▸ **What is needed**: Gather from the material every line that contains the string "στοιχεῖον".

▸ **Records for this exercise**:
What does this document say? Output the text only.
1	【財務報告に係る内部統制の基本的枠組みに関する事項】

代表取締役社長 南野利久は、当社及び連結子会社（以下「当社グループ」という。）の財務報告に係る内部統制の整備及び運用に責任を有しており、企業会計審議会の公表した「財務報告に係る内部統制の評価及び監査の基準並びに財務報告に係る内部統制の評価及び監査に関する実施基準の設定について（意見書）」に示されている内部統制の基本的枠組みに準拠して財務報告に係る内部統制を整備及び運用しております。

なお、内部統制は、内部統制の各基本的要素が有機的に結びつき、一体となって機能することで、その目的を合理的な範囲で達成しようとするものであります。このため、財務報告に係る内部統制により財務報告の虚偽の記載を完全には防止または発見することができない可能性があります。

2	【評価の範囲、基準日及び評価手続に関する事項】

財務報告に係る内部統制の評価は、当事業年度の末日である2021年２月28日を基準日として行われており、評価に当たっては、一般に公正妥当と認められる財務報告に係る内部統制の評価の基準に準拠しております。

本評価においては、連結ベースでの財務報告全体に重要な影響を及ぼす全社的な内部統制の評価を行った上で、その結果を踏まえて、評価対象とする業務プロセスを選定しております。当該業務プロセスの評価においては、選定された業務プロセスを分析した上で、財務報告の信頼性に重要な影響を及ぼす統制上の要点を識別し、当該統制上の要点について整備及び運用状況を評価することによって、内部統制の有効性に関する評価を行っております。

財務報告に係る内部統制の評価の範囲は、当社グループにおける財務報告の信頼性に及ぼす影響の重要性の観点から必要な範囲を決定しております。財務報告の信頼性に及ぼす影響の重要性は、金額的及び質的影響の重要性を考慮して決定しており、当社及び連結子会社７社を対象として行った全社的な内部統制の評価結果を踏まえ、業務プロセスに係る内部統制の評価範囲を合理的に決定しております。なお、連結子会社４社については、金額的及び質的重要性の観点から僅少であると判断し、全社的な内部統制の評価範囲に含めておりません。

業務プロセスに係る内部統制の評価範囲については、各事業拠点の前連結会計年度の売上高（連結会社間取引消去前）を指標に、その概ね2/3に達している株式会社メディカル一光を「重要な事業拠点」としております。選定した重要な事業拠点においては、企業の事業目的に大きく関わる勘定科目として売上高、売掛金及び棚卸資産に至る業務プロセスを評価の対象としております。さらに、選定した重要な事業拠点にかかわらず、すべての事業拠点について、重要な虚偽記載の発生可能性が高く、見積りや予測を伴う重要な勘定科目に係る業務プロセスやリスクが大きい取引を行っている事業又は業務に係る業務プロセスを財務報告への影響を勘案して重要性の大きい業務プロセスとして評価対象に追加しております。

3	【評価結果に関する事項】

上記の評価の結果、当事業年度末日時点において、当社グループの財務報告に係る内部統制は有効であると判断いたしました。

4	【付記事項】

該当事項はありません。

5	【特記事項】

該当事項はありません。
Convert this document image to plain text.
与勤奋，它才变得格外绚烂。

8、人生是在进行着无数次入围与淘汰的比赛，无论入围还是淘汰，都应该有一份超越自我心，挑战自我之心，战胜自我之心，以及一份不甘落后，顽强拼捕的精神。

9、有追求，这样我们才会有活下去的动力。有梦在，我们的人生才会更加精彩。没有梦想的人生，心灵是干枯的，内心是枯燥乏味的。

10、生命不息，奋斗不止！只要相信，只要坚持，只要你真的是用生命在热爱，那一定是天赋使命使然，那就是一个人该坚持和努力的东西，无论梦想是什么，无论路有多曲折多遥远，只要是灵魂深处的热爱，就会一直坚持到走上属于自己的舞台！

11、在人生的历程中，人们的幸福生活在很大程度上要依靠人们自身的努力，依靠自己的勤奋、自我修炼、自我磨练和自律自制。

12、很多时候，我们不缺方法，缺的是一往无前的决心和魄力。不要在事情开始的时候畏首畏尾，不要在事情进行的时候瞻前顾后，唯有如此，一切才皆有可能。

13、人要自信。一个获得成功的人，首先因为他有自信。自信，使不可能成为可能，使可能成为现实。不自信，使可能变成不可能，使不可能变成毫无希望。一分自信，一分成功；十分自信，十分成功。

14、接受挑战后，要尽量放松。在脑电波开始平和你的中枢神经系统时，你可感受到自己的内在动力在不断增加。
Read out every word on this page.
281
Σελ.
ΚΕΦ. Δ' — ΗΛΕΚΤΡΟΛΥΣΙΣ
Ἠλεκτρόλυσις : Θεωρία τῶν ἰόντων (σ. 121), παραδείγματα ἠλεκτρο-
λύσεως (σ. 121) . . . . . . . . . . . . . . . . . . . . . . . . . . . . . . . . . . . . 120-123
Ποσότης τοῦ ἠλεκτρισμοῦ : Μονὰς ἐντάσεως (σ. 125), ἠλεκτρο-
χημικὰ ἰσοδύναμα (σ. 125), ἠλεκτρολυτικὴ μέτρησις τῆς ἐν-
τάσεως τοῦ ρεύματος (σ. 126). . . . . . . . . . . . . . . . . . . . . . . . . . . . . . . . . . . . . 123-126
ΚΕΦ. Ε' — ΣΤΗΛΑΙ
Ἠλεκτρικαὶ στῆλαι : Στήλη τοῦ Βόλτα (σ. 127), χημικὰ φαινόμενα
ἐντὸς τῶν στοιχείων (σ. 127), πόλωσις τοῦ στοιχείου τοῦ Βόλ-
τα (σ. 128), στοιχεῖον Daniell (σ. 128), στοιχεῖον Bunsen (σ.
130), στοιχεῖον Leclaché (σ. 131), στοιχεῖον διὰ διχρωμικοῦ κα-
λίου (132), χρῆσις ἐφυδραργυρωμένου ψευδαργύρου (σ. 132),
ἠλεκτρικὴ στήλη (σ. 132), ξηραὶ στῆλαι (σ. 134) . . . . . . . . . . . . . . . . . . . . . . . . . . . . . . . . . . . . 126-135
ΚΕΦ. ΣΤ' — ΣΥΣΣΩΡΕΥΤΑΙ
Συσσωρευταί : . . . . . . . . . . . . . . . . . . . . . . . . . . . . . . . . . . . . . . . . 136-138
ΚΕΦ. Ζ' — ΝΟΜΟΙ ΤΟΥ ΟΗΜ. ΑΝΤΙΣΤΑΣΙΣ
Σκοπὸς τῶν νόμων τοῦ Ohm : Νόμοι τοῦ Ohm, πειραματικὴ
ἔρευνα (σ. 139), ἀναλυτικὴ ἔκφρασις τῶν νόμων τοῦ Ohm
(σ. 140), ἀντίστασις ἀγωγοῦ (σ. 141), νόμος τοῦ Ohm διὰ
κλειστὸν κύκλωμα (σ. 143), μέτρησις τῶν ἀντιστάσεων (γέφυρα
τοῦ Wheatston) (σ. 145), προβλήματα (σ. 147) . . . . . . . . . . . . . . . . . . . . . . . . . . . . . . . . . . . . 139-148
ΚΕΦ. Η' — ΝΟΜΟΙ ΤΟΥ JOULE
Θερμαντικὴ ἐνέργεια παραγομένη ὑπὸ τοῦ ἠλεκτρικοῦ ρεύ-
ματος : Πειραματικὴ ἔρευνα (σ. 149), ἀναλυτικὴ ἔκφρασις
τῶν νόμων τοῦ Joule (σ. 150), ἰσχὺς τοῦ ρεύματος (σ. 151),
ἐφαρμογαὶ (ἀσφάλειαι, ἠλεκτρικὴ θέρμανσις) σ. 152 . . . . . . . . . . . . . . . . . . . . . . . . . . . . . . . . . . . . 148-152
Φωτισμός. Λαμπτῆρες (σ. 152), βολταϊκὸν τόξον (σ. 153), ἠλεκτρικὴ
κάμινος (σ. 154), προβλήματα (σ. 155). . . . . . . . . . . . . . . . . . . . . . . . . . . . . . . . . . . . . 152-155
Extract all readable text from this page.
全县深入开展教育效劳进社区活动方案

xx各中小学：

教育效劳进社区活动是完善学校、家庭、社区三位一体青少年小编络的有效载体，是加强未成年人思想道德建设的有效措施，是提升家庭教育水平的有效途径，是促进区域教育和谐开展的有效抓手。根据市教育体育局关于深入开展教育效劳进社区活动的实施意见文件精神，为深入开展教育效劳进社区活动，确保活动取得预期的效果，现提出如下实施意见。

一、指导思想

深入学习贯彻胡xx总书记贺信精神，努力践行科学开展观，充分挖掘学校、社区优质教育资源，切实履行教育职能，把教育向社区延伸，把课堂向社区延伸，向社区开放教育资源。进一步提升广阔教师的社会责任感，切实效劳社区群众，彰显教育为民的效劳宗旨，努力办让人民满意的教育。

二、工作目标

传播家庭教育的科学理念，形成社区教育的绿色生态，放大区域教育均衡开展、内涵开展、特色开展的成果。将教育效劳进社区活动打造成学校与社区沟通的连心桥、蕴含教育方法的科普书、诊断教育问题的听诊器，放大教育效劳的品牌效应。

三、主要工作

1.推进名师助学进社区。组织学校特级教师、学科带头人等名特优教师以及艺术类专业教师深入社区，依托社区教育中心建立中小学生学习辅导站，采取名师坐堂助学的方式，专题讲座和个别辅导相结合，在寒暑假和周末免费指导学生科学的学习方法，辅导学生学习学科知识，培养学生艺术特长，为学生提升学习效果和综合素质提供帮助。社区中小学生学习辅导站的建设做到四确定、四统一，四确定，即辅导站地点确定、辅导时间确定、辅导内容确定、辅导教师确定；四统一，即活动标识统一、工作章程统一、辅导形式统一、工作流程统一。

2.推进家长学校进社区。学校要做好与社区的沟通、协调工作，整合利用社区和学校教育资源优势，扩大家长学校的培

▸ **Answer for this exercise**:
τα (σ. 128), στοιχεῖον Daniell (σ. 128), στοιχεῖον Bunsen (σ.
130), στοιχεῖον Leclaché (σ. 131), στοιχεῖον διὰ διχρωμικοῦ κα-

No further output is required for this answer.